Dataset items

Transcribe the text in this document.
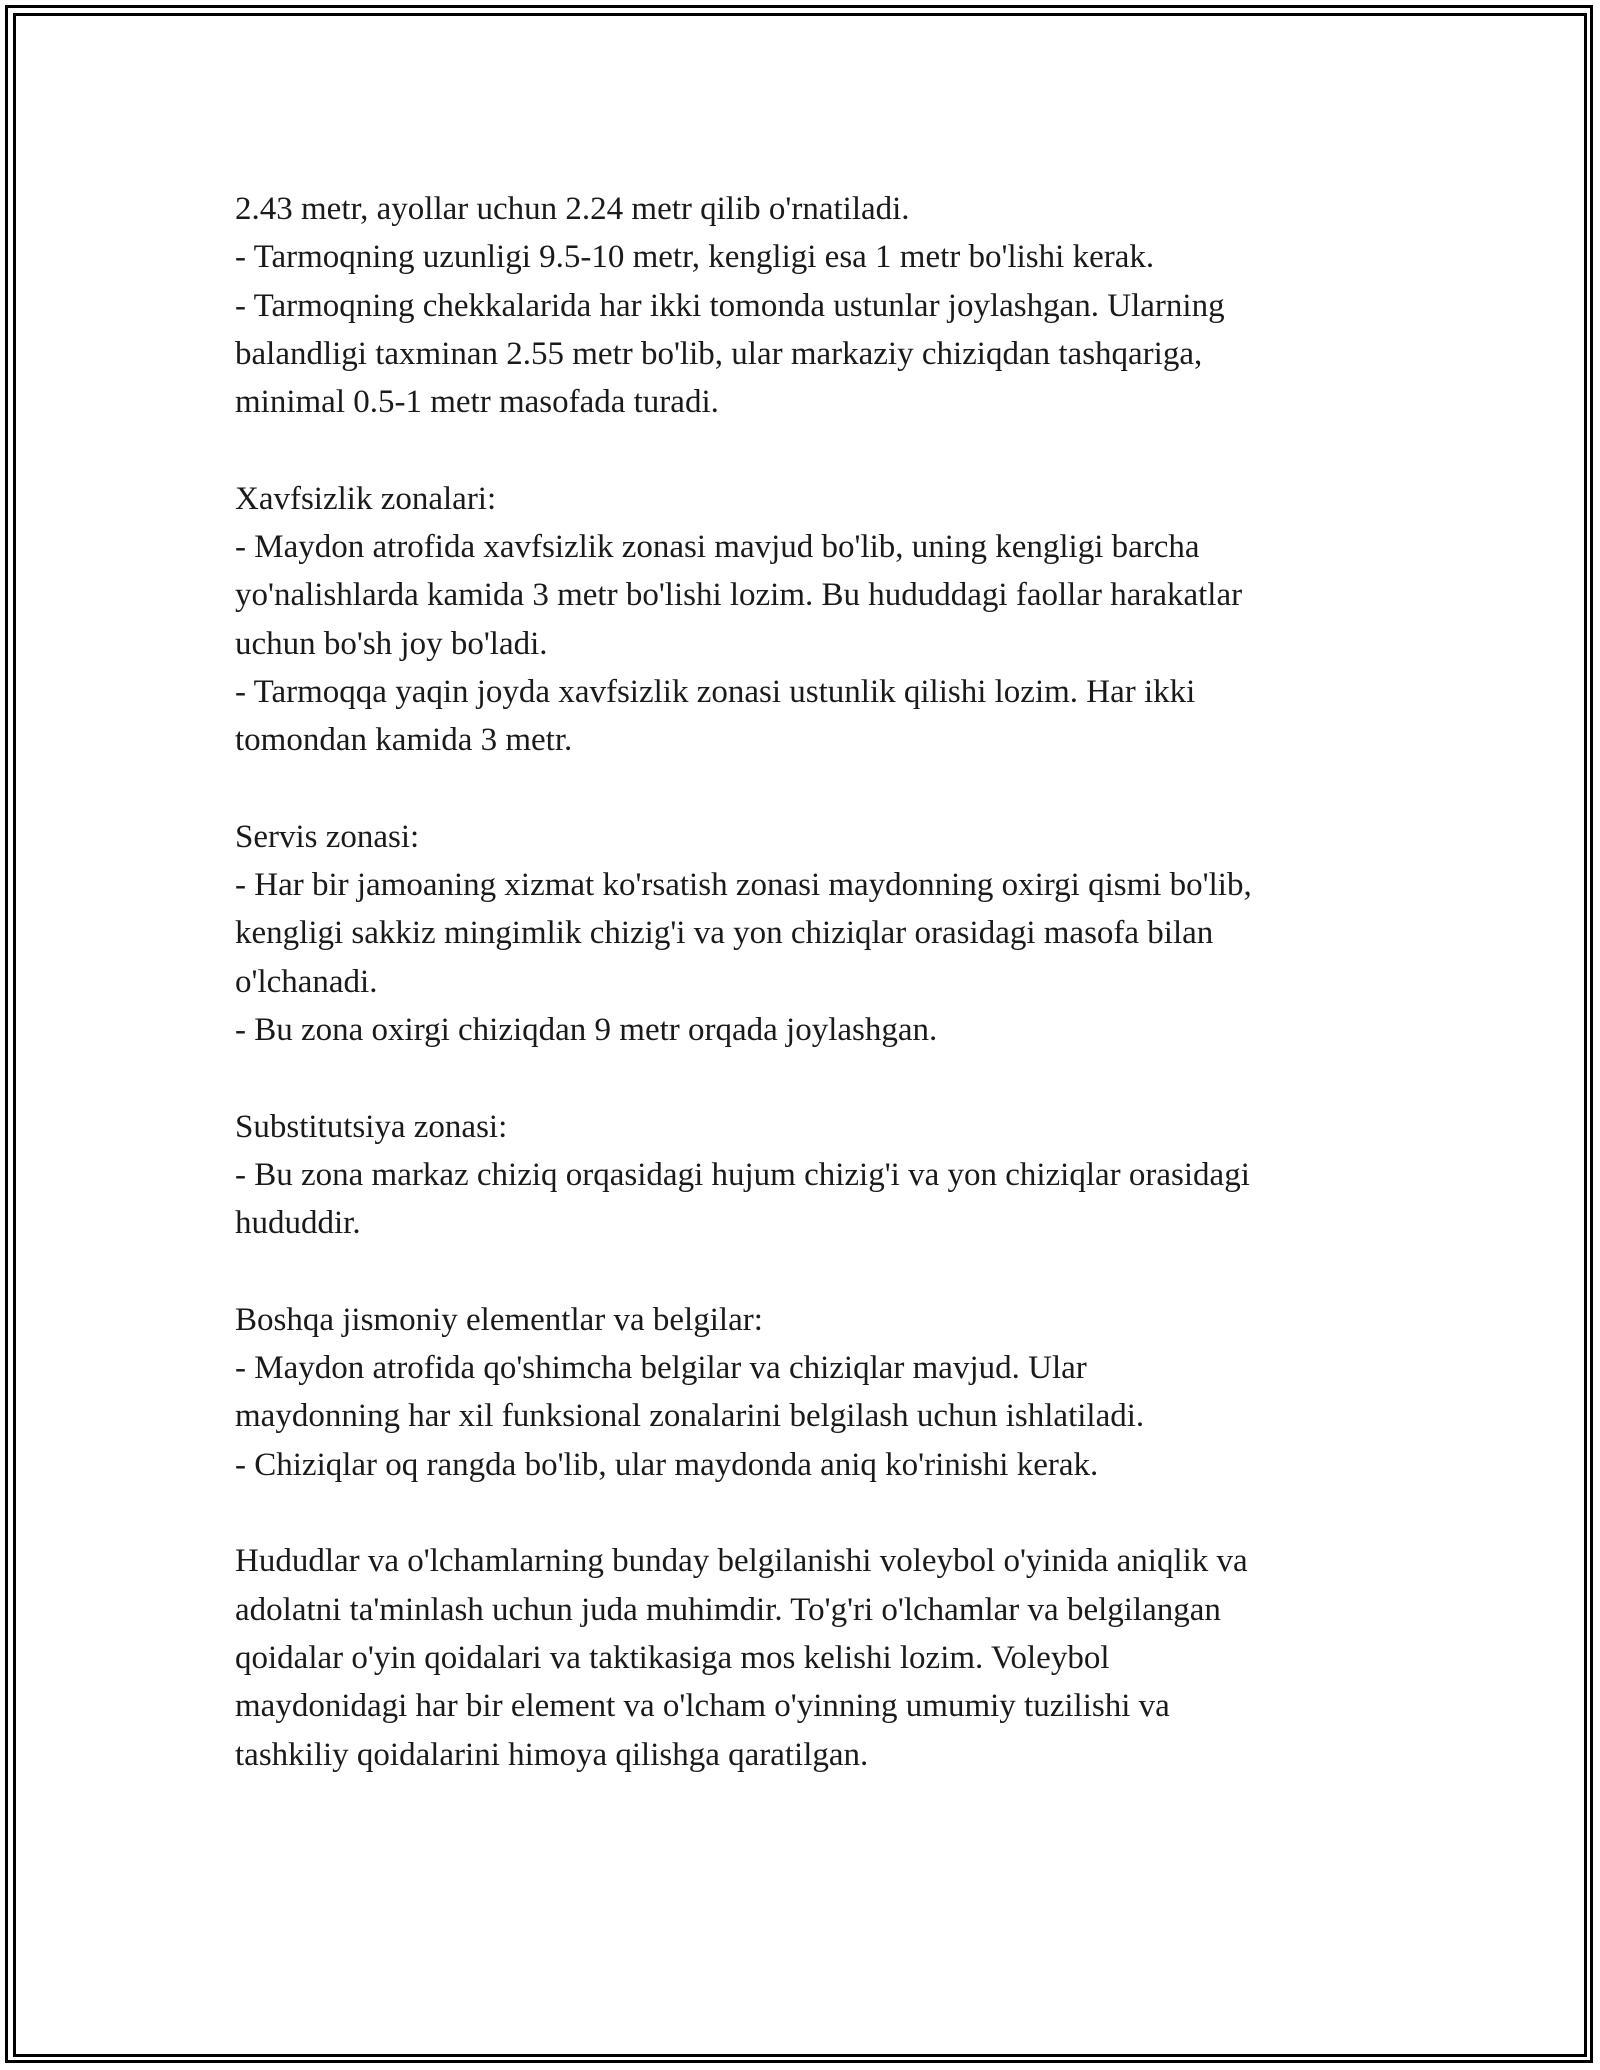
2.43 metr, ayollar uchun 2.24 metr qilib o'rnatiladi.
- Tarmoqning uzunligi 9.5-10 metr, kengligi esa 1 metr bo'lishi kerak.
- Tarmoqning chekkalarida har ikki tomonda ustunlar joylashgan. Ularning
balandligi taxminan 2.55 metr bo'lib, ular markaziy chiziqdan tashqariga,
minimal 0.5-1 metr masofada turadi.
Xavfsizlik zonalari:
- Maydon atrofida xavfsizlik zonasi mavjud bo'lib, uning kengligi barcha
yo'nalishlarda kamida 3 metr bo'lishi lozim. Bu hududdagi faollar harakatlar
uchun bo'sh joy bo'ladi.
- Tarmoqqa yaqin joyda xavfsizlik zonasi ustunlik qilishi lozim. Har ikki
tomondan kamida 3 metr.
Servis zonasi:
- Har bir jamoaning xizmat ko'rsatish zonasi maydonning oxirgi qismi bo'lib,
kengligi sakkiz mingimlik chizig'i va yon chiziqlar orasidagi masofa bilan
o'lchanadi.
- Bu zona oxirgi chiziqdan 9 metr orqada joylashgan.
Substitutsiya zonasi:
- Bu zona markaz chiziq orqasidagi hujum chizig'i va yon chiziqlar orasidagi
hududdir.
Boshqa jismoniy elementlar va belgilar:
- Maydon atrofida qo'shimcha belgilar va chiziqlar mavjud. Ular
maydonning har xil funksional zonalarini belgilash uchun ishlatiladi.
- Chiziqlar oq rangda bo'lib, ular maydonda aniq ko'rinishi kerak.
Hududlar va o'lchamlarning bunday belgilanishi voleybol o'yinida aniqlik va
adolatni ta'minlash uchun juda muhimdir. To'g'ri o'lchamlar va belgilangan
qoidalar o'yin qoidalari va taktikasiga mos kelishi lozim. Voleybol
maydonidagi har bir element va o'lcham o'yinning umumiy tuzilishi va
tashkiliy qoidalarini himoya qilishga qaratilgan.
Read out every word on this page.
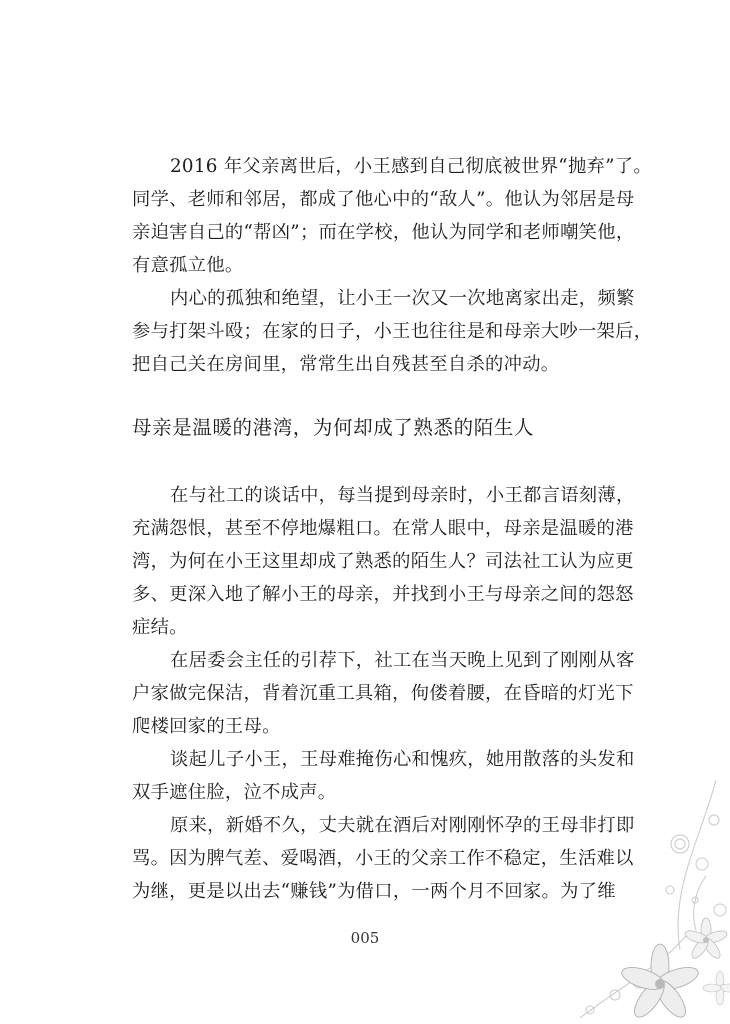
2016 年父亲离世后，小王感到自己彻底被世界“抛弃”了。
同学、老师和邻居，都成了他心中的“敌人”。他认为邻居是母
亲迫害自己的“帮凶”；而在学校，他认为同学和老师嘲笑他，
有意孤立他。
内心的孤独和绝望，让小王一次又一次地离家出走，频繁
参与打架斗殴；在家的日子，小王也往往是和母亲大吵一架后，
把自己关在房间里，常常生出自残甚至自杀的冲动。
母亲是温暖的港湾，为何却成了熟悉的陌生人
在与社工的谈话中，每当提到母亲时，小王都言语刻薄，
充满怨恨，甚至不停地爆粗口。在常人眼中，母亲是温暖的港
湾，为何在小王这里却成了熟悉的陌生人？司法社工认为应更
多、更深入地了解小王的母亲，并找到小王与母亲之间的怨怒
症结。
在居委会主任的引荐下，社工在当天晚上见到了刚刚从客
户家做完保洁，背着沉重工具箱，佝偻着腰，在昏暗的灯光下
爬楼回家的王母。
谈起儿子小王，王母难掩伤心和愧疚，她用散落的头发和
双手遮住脸，泣不成声。
原来，新婚不久，丈夫就在酒后对刚刚怀孕的王母非打即
骂。因为脾气差、爱喝酒，小王的父亲工作不稳定，生活难以
为继，更是以出去“赚钱”为借口，一两个月不回家。为了维
005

- YOUR INSTRUCTIONS:
From the listing above, copy out each line where the word "kamida" appears.

- FULL ANSWER:
yo'nalishlarda kamida 3 metr bo'lishi lozim. Bu hududdagi faollar harakatlar
tomondan kamida 3 metr.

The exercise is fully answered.